[What to work on]: Pick out all lines in the listing holding the string "data" and copy them.

** BEGIN **

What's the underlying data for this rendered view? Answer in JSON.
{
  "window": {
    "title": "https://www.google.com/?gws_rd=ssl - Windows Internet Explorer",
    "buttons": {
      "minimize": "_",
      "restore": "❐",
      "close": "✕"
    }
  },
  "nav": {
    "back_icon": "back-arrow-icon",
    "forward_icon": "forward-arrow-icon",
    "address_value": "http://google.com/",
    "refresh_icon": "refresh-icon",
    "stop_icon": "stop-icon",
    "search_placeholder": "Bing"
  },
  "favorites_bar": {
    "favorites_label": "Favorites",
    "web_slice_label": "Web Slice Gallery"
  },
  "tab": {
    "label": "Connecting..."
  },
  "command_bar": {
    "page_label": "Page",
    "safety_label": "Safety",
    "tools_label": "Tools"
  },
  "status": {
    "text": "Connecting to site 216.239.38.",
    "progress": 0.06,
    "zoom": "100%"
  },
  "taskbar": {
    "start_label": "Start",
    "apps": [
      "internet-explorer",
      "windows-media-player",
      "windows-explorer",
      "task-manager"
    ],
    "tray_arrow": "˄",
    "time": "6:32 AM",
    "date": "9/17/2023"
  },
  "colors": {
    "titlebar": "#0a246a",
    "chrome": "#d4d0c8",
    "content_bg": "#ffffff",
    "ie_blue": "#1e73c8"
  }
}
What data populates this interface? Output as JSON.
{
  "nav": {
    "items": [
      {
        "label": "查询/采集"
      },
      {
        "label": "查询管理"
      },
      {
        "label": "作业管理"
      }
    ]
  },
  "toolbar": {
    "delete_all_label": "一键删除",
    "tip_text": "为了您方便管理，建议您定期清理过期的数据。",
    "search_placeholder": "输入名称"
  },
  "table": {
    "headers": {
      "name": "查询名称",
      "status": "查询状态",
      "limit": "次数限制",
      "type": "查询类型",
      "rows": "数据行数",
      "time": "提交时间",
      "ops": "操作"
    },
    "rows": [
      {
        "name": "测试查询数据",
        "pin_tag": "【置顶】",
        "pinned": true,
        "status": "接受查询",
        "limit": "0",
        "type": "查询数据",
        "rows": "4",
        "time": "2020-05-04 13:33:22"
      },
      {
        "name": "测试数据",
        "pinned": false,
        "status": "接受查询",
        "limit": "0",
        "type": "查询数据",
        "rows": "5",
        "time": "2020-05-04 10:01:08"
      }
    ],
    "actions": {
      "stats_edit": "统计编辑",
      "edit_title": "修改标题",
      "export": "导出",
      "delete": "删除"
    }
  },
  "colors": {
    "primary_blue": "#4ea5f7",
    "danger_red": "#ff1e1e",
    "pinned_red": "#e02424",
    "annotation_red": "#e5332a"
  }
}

** END **

[Solution for this task]:
What's the underlying data for this rendered view? Answer in JSON.
What data populates this interface? Output as JSON.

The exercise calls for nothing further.